__Extracted entries__.
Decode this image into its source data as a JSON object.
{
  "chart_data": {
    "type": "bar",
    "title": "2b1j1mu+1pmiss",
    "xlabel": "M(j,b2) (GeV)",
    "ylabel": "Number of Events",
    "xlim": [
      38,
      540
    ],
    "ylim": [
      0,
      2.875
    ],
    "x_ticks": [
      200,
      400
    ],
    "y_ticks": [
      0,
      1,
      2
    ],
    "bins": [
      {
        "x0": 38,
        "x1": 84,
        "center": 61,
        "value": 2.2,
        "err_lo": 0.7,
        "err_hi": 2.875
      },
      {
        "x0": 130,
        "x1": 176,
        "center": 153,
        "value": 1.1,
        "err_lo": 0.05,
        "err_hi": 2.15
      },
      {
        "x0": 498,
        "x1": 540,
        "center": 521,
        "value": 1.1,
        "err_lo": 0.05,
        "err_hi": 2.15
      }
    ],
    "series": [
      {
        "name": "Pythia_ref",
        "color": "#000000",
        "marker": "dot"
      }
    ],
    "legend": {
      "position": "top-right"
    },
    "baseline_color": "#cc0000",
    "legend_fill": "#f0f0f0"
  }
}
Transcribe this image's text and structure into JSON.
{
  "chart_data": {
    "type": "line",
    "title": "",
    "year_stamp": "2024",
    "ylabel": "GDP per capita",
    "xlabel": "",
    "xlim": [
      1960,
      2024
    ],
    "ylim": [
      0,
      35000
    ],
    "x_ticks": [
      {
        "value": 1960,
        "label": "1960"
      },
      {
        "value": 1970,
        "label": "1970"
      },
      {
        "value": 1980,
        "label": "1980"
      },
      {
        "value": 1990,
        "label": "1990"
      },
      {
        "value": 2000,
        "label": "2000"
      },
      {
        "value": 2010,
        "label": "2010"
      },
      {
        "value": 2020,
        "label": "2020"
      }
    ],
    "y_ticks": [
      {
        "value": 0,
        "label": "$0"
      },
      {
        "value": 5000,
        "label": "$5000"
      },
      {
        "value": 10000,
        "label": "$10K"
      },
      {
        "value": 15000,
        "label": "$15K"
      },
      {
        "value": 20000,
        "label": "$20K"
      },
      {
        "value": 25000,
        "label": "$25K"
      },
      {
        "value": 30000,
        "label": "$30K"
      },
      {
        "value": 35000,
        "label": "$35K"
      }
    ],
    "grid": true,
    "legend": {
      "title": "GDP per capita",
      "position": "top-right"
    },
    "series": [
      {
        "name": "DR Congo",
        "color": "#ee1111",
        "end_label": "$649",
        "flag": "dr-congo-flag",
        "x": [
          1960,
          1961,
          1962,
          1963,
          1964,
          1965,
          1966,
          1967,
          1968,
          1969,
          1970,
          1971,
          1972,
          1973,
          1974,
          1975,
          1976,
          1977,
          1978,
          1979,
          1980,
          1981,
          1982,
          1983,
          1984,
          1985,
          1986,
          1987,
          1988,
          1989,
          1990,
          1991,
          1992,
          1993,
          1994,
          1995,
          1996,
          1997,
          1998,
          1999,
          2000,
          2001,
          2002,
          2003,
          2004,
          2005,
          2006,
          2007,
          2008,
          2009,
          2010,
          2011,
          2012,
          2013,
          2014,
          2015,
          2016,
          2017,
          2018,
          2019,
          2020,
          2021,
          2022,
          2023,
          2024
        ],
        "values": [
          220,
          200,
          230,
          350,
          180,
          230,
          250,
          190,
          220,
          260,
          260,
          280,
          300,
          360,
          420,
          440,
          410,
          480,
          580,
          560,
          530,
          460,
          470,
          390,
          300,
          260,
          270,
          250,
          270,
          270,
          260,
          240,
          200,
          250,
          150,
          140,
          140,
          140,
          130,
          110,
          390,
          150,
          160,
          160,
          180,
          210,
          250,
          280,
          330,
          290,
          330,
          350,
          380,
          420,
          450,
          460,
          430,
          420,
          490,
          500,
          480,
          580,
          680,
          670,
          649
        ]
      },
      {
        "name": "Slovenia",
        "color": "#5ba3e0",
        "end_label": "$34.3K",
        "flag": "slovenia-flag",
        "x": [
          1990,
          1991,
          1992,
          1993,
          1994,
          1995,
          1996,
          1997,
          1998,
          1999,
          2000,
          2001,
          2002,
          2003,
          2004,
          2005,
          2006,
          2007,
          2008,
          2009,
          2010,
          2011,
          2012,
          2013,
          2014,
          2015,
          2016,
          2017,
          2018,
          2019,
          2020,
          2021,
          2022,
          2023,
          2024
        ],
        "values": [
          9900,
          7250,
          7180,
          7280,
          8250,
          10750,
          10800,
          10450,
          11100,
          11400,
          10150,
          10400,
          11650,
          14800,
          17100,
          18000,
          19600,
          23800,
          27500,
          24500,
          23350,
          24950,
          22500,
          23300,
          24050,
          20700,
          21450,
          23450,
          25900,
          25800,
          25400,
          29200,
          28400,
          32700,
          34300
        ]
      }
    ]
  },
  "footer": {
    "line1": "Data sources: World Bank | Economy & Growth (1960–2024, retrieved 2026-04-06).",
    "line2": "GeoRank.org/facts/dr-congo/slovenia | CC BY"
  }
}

__Your goal__.
All of the material must be reproduced exactly.

__Expected output__.
Decode this image into its source data as a JSON object.
{
  "chart_data": {
    "type": "bar",
    "title": "2b1j1mu+1pmiss",
    "xlabel": "M(j,b2) (GeV)",
    "ylabel": "Number of Events",
    "xlim": [
      38,
      540
    ],
    "ylim": [
      0,
      2.875
    ],
    "x_ticks": [
      200,
      400
    ],
    "y_ticks": [
      0,
      1,
      2
    ],
    "bins": [
      {
        "x0": 38,
        "x1": 84,
        "center": 61,
        "value": 2.2,
        "err_lo": 0.7,
        "err_hi": 2.875
      },
      {
        "x0": 130,
        "x1": 176,
        "center": 153,
        "value": 1.1,
        "err_lo": 0.05,
        "err_hi": 2.15
      },
      {
        "x0": 498,
        "x1": 540,
        "center": 521,
        "value": 1.1,
        "err_lo": 0.05,
        "err_hi": 2.15
      }
    ],
    "series": [
      {
        "name": "Pythia_ref",
        "color": "#000000",
        "marker": "dot"
      }
    ],
    "legend": {
      "position": "top-right"
    },
    "baseline_color": "#cc0000",
    "legend_fill": "#f0f0f0"
  }
}
Transcribe this image's text and structure into JSON.
{
  "chart_data": {
    "type": "line",
    "title": "",
    "year_stamp": "2024",
    "ylabel": "GDP per capita",
    "xlabel": "",
    "xlim": [
      1960,
      2024
    ],
    "ylim": [
      0,
      35000
    ],
    "x_ticks": [
      {
        "value": 1960,
        "label": "1960"
      },
      {
        "value": 1970,
        "label": "1970"
      },
      {
        "value": 1980,
        "label": "1980"
      },
      {
        "value": 1990,
        "label": "1990"
      },
      {
        "value": 2000,
        "label": "2000"
      },
      {
        "value": 2010,
        "label": "2010"
      },
      {
        "value": 2020,
        "label": "2020"
      }
    ],
    "y_ticks": [
      {
        "value": 0,
        "label": "$0"
      },
      {
        "value": 5000,
        "label": "$5000"
      },
      {
        "value": 10000,
        "label": "$10K"
      },
      {
        "value": 15000,
        "label": "$15K"
      },
      {
        "value": 20000,
        "label": "$20K"
      },
      {
        "value": 25000,
        "label": "$25K"
      },
      {
        "value": 30000,
        "label": "$30K"
      },
      {
        "value": 35000,
        "label": "$35K"
      }
    ],
    "grid": true,
    "legend": {
      "title": "GDP per capita",
      "position": "top-right"
    },
    "series": [
      {
        "name": "DR Congo",
        "color": "#ee1111",
        "end_label": "$649",
        "flag": "dr-congo-flag",
        "x": [
          1960,
          1961,
          1962,
          1963,
          1964,
          1965,
          1966,
          1967,
          1968,
          1969,
          1970,
          1971,
          1972,
          1973,
          1974,
          1975,
          1976,
          1977,
          1978,
          1979,
          1980,
          1981,
          1982,
          1983,
          1984,
          1985,
          1986,
          1987,
          1988,
          1989,
          1990,
          1991,
          1992,
          1993,
          1994,
          1995,
          1996,
          1997,
          1998,
          1999,
          2000,
          2001,
          2002,
          2003,
          2004,
          2005,
          2006,
          2007,
          2008,
          2009,
          2010,
          2011,
          2012,
          2013,
          2014,
          2015,
          2016,
          2017,
          2018,
          2019,
          2020,
          2021,
          2022,
          2023,
          2024
        ],
        "values": [
          220,
          200,
          230,
          350,
          180,
          230,
          250,
          190,
          220,
          260,
          260,
          280,
          300,
          360,
          420,
          440,
          410,
          480,
          580,
          560,
          530,
          460,
          470,
          390,
          300,
          260,
          270,
          250,
          270,
          270,
          260,
          240,
          200,
          250,
          150,
          140,
          140,
          140,
          130,
          110,
          390,
          150,
          160,
          160,
          180,
          210,
          250,
          280,
          330,
          290,
          330,
          350,
          380,
          420,
          450,
          460,
          430,
          420,
          490,
          500,
          480,
          580,
          680,
          670,
          649
        ]
      },
      {
        "name": "Slovenia",
        "color": "#5ba3e0",
        "end_label": "$34.3K",
        "flag": "slovenia-flag",
        "x": [
          1990,
          1991,
          1992,
          1993,
          1994,
          1995,
          1996,
          1997,
          1998,
          1999,
          2000,
          2001,
          2002,
          2003,
          2004,
          2005,
          2006,
          2007,
          2008,
          2009,
          2010,
          2011,
          2012,
          2013,
          2014,
          2015,
          2016,
          2017,
          2018,
          2019,
          2020,
          2021,
          2022,
          2023,
          2024
        ],
        "values": [
          9900,
          7250,
          7180,
          7280,
          8250,
          10750,
          10800,
          10450,
          11100,
          11400,
          10150,
          10400,
          11650,
          14800,
          17100,
          18000,
          19600,
          23800,
          27500,
          24500,
          23350,
          24950,
          22500,
          23300,
          24050,
          20700,
          21450,
          23450,
          25900,
          25800,
          25400,
          29200,
          28400,
          32700,
          34300
        ]
      }
    ]
  },
  "footer": {
    "line1": "Data sources: World Bank | Economy & Growth (1960–2024, retrieved 2026-04-06).",
    "line2": "GeoRank.org/facts/dr-congo/slovenia | CC BY"
  }
}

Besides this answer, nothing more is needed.